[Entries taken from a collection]
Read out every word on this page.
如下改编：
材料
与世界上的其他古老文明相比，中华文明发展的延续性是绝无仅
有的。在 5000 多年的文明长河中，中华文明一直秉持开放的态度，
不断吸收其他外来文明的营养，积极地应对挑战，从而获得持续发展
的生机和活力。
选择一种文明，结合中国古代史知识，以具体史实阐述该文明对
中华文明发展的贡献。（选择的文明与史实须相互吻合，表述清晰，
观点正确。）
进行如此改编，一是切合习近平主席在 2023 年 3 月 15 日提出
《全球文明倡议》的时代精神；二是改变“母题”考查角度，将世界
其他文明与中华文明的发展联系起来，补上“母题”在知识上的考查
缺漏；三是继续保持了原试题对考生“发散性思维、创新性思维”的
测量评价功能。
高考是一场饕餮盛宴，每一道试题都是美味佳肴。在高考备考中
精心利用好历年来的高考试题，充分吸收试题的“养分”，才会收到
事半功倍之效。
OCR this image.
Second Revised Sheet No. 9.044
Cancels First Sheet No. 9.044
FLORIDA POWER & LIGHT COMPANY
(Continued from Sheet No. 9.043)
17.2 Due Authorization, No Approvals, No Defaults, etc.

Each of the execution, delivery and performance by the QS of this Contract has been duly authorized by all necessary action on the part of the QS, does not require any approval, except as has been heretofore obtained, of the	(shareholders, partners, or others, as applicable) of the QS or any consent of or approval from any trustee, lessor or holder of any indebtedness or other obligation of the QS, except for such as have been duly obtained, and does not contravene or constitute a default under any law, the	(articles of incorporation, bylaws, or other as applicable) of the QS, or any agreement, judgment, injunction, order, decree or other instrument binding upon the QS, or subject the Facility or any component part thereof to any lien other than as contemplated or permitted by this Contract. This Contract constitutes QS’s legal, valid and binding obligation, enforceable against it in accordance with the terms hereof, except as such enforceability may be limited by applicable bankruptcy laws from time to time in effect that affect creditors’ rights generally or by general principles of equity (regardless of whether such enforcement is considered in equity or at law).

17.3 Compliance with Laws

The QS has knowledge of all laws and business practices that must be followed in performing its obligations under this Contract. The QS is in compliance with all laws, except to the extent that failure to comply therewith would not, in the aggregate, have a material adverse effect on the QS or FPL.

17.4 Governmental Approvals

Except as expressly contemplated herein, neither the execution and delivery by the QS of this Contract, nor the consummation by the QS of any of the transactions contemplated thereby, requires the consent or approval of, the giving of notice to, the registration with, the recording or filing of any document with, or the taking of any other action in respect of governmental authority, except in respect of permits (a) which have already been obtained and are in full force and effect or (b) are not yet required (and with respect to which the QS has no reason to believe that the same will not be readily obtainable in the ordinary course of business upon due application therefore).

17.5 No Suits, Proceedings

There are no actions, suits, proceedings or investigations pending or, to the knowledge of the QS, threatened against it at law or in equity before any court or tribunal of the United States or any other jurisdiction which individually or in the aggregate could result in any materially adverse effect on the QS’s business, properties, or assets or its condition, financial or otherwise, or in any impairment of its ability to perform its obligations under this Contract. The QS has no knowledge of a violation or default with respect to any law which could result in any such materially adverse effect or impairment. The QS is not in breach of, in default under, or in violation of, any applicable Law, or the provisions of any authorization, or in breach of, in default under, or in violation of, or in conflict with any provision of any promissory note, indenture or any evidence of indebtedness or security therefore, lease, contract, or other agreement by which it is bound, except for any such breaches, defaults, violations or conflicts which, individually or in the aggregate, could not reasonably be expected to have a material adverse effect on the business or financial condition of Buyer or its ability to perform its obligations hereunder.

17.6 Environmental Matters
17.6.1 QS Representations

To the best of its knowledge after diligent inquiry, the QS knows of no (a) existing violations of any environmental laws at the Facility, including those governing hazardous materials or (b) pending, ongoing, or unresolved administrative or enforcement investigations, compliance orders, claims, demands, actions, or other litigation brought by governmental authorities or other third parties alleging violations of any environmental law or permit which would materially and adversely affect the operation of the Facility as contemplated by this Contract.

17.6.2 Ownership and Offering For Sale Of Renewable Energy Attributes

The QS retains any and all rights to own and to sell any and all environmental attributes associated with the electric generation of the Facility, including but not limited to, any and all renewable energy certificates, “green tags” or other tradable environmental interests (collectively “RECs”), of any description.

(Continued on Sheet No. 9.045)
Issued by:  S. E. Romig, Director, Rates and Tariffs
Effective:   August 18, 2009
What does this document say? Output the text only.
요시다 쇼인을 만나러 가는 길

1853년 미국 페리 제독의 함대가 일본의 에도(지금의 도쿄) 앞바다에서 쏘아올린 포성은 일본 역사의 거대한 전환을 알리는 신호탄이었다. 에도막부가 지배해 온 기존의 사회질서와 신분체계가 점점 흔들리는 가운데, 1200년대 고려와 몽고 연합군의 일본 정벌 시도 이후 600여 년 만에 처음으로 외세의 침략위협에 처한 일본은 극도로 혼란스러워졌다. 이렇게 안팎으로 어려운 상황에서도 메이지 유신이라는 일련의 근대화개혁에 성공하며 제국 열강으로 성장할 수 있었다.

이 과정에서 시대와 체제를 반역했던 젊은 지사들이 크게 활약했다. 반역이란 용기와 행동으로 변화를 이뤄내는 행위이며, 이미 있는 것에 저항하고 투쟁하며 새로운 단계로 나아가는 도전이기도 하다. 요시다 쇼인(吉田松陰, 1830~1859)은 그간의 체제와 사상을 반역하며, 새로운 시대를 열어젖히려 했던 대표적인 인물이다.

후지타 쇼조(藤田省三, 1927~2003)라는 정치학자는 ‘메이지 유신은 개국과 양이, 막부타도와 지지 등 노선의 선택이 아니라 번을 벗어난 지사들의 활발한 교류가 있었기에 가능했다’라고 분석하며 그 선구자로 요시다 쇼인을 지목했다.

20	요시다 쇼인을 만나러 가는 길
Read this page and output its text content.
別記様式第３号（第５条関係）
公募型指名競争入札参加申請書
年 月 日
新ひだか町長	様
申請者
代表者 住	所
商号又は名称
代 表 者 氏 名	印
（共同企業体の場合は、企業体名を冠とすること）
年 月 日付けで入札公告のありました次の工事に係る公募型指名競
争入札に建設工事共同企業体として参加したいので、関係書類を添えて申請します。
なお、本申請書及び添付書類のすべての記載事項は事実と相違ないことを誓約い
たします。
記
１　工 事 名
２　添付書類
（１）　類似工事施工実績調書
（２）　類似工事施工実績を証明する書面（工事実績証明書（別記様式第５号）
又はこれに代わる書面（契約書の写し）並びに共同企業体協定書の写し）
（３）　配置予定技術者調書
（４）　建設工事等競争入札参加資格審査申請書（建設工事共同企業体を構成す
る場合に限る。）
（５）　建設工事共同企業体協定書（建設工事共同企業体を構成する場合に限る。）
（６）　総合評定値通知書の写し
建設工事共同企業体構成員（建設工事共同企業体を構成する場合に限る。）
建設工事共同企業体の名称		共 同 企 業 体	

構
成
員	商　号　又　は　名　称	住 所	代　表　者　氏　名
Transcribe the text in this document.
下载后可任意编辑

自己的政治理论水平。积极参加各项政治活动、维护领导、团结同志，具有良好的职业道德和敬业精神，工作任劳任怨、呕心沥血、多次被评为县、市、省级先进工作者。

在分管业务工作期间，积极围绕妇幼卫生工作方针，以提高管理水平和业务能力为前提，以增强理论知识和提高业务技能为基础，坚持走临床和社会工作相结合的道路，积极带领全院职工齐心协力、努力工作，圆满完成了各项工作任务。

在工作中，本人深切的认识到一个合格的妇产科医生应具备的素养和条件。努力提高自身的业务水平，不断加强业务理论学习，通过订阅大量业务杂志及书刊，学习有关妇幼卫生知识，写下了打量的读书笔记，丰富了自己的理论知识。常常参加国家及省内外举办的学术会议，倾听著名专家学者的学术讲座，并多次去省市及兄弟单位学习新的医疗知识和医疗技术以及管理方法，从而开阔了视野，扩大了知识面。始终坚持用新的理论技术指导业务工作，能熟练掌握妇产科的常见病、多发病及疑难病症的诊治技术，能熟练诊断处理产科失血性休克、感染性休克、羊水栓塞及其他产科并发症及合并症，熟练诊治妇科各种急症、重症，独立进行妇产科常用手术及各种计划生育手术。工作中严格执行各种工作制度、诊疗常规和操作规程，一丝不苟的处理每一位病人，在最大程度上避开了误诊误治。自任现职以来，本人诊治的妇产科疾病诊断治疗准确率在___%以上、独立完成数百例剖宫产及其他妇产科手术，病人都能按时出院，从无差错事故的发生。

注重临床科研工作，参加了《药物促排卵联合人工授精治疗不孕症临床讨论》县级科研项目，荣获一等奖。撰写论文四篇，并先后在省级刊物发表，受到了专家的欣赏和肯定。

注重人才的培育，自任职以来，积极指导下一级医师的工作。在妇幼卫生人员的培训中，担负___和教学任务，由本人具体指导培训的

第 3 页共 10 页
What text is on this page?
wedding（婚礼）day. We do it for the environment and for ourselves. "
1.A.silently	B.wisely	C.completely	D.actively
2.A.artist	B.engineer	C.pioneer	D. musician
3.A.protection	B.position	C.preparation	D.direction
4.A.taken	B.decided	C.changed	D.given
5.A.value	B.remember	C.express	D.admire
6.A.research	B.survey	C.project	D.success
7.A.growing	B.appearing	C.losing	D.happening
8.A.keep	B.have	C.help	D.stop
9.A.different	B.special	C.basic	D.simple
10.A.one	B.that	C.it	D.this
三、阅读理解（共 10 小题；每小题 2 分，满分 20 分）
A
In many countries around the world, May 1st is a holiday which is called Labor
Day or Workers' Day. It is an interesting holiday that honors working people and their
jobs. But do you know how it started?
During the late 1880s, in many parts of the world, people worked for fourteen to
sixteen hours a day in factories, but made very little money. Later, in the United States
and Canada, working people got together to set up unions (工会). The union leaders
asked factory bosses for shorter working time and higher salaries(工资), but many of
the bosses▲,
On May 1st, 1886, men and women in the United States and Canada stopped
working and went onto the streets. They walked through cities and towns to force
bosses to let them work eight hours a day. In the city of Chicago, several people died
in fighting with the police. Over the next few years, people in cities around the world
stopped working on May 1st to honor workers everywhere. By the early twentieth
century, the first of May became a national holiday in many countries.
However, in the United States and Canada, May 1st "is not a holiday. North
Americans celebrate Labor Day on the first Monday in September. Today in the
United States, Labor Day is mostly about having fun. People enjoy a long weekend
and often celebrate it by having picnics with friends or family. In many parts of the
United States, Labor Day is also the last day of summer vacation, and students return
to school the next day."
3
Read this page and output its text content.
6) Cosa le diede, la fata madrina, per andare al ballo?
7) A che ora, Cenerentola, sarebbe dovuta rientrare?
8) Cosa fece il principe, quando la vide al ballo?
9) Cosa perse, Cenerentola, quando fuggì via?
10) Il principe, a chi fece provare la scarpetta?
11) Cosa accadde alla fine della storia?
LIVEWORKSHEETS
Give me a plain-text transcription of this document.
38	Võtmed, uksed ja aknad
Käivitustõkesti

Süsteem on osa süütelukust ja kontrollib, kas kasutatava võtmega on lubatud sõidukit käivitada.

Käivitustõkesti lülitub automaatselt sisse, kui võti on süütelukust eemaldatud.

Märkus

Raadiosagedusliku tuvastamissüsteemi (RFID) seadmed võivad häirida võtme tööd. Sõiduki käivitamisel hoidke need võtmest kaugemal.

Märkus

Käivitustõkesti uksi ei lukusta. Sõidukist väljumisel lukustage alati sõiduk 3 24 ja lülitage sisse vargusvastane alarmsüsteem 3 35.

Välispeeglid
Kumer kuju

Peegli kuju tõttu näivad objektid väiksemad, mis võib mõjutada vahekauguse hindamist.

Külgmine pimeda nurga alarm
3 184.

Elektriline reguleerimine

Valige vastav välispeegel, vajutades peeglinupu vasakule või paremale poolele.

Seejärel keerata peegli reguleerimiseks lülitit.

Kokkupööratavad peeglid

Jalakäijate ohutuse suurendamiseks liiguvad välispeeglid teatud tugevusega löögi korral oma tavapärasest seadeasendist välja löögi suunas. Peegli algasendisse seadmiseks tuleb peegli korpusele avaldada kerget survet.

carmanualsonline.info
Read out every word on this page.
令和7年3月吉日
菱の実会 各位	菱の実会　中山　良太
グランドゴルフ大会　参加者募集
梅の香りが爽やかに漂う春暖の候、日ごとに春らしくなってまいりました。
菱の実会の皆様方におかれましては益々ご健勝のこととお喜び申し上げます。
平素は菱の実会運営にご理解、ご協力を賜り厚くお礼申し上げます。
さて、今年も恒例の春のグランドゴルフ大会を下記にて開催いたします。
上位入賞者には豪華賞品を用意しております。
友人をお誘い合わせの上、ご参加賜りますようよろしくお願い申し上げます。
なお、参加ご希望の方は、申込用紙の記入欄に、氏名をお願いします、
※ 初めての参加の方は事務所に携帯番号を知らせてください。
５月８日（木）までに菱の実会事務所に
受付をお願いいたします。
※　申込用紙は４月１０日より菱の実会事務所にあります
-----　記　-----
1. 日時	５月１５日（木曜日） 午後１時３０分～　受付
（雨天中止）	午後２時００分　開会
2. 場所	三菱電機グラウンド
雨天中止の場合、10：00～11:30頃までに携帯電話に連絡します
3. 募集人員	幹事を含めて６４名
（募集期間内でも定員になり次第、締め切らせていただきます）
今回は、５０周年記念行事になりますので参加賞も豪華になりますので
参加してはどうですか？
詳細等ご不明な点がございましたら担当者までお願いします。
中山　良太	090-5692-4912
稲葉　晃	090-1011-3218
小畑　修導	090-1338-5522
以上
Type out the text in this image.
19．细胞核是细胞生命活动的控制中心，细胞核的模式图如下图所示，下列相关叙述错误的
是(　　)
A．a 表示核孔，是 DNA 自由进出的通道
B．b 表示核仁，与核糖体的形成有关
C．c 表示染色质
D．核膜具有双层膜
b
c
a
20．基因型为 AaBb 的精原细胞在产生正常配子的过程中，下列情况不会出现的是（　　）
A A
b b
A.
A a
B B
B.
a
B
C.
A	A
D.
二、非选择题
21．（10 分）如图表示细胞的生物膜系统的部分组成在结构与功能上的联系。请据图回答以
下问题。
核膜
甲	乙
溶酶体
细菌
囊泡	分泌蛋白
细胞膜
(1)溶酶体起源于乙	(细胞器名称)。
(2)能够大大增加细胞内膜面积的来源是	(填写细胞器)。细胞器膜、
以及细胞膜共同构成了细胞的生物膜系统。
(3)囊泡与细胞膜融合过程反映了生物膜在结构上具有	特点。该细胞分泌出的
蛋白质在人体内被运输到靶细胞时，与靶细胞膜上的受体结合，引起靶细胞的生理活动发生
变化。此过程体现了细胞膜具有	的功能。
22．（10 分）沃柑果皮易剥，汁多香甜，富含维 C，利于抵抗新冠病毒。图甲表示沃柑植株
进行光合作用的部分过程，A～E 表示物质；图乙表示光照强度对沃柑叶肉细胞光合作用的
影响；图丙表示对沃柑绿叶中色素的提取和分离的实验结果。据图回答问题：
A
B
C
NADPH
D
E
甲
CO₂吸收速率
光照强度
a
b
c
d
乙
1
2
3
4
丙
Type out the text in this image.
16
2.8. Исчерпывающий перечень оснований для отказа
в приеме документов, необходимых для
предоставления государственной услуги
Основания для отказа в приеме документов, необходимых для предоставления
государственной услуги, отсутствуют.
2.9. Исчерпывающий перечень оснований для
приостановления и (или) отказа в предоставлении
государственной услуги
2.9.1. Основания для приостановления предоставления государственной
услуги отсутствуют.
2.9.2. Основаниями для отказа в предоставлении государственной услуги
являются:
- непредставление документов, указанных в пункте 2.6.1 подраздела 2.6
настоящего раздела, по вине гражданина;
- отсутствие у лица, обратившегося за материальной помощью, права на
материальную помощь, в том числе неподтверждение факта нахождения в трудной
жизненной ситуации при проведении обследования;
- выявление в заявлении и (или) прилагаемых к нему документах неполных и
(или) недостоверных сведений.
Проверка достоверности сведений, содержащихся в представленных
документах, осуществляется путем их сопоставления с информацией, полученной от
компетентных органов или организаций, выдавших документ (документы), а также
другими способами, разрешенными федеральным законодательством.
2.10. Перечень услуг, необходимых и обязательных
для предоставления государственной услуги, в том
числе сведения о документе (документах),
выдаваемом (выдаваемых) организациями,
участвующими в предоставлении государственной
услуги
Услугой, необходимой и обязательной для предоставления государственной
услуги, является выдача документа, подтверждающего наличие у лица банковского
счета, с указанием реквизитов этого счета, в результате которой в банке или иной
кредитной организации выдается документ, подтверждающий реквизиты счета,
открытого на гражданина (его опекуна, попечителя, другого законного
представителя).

* Work required: Scan the material above for the string "сведений" and report each line where you find it.

* Response to the task:
(или) недостоверных сведений.
Проверка достоверности сведений, содержащихся в представленных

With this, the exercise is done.